Exercise directions: Are you able to retype all the records below exactly?
-- -- --
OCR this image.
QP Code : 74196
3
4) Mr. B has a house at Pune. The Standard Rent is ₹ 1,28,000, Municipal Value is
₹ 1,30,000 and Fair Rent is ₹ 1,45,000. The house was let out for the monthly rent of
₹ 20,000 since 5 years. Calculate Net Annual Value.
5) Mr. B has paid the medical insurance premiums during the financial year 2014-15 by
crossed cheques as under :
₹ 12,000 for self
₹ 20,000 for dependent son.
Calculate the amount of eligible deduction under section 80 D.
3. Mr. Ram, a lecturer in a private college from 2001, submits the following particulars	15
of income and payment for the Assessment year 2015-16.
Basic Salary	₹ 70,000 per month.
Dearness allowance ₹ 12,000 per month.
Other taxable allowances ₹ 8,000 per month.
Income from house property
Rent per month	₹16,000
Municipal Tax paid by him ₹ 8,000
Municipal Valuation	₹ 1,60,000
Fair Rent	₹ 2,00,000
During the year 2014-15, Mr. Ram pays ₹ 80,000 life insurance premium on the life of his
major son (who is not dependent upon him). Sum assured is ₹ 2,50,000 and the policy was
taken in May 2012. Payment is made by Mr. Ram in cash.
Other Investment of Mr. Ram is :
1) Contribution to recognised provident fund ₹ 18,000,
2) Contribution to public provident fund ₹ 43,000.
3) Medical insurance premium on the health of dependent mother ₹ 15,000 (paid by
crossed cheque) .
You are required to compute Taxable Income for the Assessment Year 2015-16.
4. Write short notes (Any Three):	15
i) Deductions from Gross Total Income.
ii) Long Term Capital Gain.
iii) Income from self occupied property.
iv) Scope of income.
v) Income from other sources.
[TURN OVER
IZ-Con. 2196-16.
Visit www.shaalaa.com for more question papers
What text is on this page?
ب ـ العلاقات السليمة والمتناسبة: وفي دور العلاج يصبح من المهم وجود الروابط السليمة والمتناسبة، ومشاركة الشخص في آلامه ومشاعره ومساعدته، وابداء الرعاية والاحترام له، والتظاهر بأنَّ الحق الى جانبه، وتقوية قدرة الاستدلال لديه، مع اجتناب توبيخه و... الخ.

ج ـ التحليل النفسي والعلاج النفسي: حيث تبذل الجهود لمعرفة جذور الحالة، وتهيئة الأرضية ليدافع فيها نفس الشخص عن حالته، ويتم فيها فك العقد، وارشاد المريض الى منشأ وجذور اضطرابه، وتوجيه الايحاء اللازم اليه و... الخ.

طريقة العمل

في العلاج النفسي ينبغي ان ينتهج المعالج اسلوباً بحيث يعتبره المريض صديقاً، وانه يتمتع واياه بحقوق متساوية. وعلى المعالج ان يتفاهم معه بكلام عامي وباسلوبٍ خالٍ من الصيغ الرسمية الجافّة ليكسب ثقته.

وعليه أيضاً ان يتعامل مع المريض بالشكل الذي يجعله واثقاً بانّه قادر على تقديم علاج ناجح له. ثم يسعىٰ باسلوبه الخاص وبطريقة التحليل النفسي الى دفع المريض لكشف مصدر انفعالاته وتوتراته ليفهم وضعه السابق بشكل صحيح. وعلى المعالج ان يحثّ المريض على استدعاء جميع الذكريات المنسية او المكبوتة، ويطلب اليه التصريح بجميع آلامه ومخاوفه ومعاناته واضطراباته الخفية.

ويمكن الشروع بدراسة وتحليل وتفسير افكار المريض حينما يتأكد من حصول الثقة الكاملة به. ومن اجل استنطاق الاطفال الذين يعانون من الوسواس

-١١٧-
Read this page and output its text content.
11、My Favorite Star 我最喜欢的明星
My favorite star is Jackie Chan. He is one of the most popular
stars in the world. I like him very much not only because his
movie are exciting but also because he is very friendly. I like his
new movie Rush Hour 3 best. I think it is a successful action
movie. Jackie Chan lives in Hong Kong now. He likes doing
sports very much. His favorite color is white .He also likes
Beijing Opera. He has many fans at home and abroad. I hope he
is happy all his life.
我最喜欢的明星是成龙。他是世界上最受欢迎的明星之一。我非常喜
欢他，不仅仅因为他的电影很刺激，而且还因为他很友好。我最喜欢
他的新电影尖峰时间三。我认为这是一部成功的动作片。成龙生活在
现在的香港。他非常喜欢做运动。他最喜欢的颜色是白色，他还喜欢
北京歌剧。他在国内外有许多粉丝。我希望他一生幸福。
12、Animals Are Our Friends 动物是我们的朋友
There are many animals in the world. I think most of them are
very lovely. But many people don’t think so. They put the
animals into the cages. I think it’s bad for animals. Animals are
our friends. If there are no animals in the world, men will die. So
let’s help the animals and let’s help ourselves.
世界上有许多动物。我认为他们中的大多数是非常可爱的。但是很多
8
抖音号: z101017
-- -- --
Written solution:
OCR this image.
QP Code : 74196
3
4) Mr. B has a house at Pune. The Standard Rent is ₹ 1,28,000, Municipal Value is
₹ 1,30,000 and Fair Rent is ₹ 1,45,000. The house was let out for the monthly rent of
₹ 20,000 since 5 years. Calculate Net Annual Value.
5) Mr. B has paid the medical insurance premiums during the financial year 2014-15 by
crossed cheques as under :
₹ 12,000 for self
₹ 20,000 for dependent son.
Calculate the amount of eligible deduction under section 80 D.
3. Mr. Ram, a lecturer in a private college from 2001, submits the following particulars	15
of income and payment for the Assessment year 2015-16.
Basic Salary	₹ 70,000 per month.
Dearness allowance ₹ 12,000 per month.
Other taxable allowances ₹ 8,000 per month.
Income from house property
Rent per month	₹16,000
Municipal Tax paid by him ₹ 8,000
Municipal Valuation	₹ 1,60,000
Fair Rent	₹ 2,00,000
During the year 2014-15, Mr. Ram pays ₹ 80,000 life insurance premium on the life of his
major son (who is not dependent upon him). Sum assured is ₹ 2,50,000 and the policy was
taken in May 2012. Payment is made by Mr. Ram in cash.
Other Investment of Mr. Ram is :
1) Contribution to recognised provident fund ₹ 18,000,
2) Contribution to public provident fund ₹ 43,000.
3) Medical insurance premium on the health of dependent mother ₹ 15,000 (paid by
crossed cheque) .
You are required to compute Taxable Income for the Assessment Year 2015-16.
4. Write short notes (Any Three):	15
i) Deductions from Gross Total Income.
ii) Long Term Capital Gain.
iii) Income from self occupied property.
iv) Scope of income.
v) Income from other sources.
[TURN OVER
IZ-Con. 2196-16.
Visit www.shaalaa.com for more question papers
What text is on this page?
ب ـ العلاقات السليمة والمتناسبة: وفي دور العلاج يصبح من المهم وجود الروابط السليمة والمتناسبة، ومشاركة الشخص في آلامه ومشاعره ومساعدته، وابداء الرعاية والاحترام له، والتظاهر بأنَّ الحق الى جانبه، وتقوية قدرة الاستدلال لديه، مع اجتناب توبيخه و... الخ.

ج ـ التحليل النفسي والعلاج النفسي: حيث تبذل الجهود لمعرفة جذور الحالة، وتهيئة الأرضية ليدافع فيها نفس الشخص عن حالته، ويتم فيها فك العقد، وارشاد المريض الى منشأ وجذور اضطرابه، وتوجيه الايحاء اللازم اليه و... الخ.

طريقة العمل

في العلاج النفسي ينبغي ان ينتهج المعالج اسلوباً بحيث يعتبره المريض صديقاً، وانه يتمتع واياه بحقوق متساوية. وعلى المعالج ان يتفاهم معه بكلام عامي وباسلوبٍ خالٍ من الصيغ الرسمية الجافّة ليكسب ثقته.

وعليه أيضاً ان يتعامل مع المريض بالشكل الذي يجعله واثقاً بانّه قادر على تقديم علاج ناجح له. ثم يسعىٰ باسلوبه الخاص وبطريقة التحليل النفسي الى دفع المريض لكشف مصدر انفعالاته وتوتراته ليفهم وضعه السابق بشكل صحيح. وعلى المعالج ان يحثّ المريض على استدعاء جميع الذكريات المنسية او المكبوتة، ويطلب اليه التصريح بجميع آلامه ومخاوفه ومعاناته واضطراباته الخفية.

ويمكن الشروع بدراسة وتحليل وتفسير افكار المريض حينما يتأكد من حصول الثقة الكاملة به. ومن اجل استنطاق الاطفال الذين يعانون من الوسواس

-١١٧-
Read this page and output its text content.
11、My Favorite Star 我最喜欢的明星
My favorite star is Jackie Chan. He is one of the most popular
stars in the world. I like him very much not only because his
movie are exciting but also because he is very friendly. I like his
new movie Rush Hour 3 best. I think it is a successful action
movie. Jackie Chan lives in Hong Kong now. He likes doing
sports very much. His favorite color is white .He also likes
Beijing Opera. He has many fans at home and abroad. I hope he
is happy all his life.
我最喜欢的明星是成龙。他是世界上最受欢迎的明星之一。我非常喜
欢他，不仅仅因为他的电影很刺激，而且还因为他很友好。我最喜欢
他的新电影尖峰时间三。我认为这是一部成功的动作片。成龙生活在
现在的香港。他非常喜欢做运动。他最喜欢的颜色是白色，他还喜欢
北京歌剧。他在国内外有许多粉丝。我希望他一生幸福。
12、Animals Are Our Friends 动物是我们的朋友
There are many animals in the world. I think most of them are
very lovely. But many people don’t think so. They put the
animals into the cages. I think it’s bad for animals. Animals are
our friends. If there are no animals in the world, men will die. So
let’s help the animals and let’s help ourselves.
世界上有许多动物。我认为他们中的大多数是非常可爱的。但是很多
8
抖音号: z101017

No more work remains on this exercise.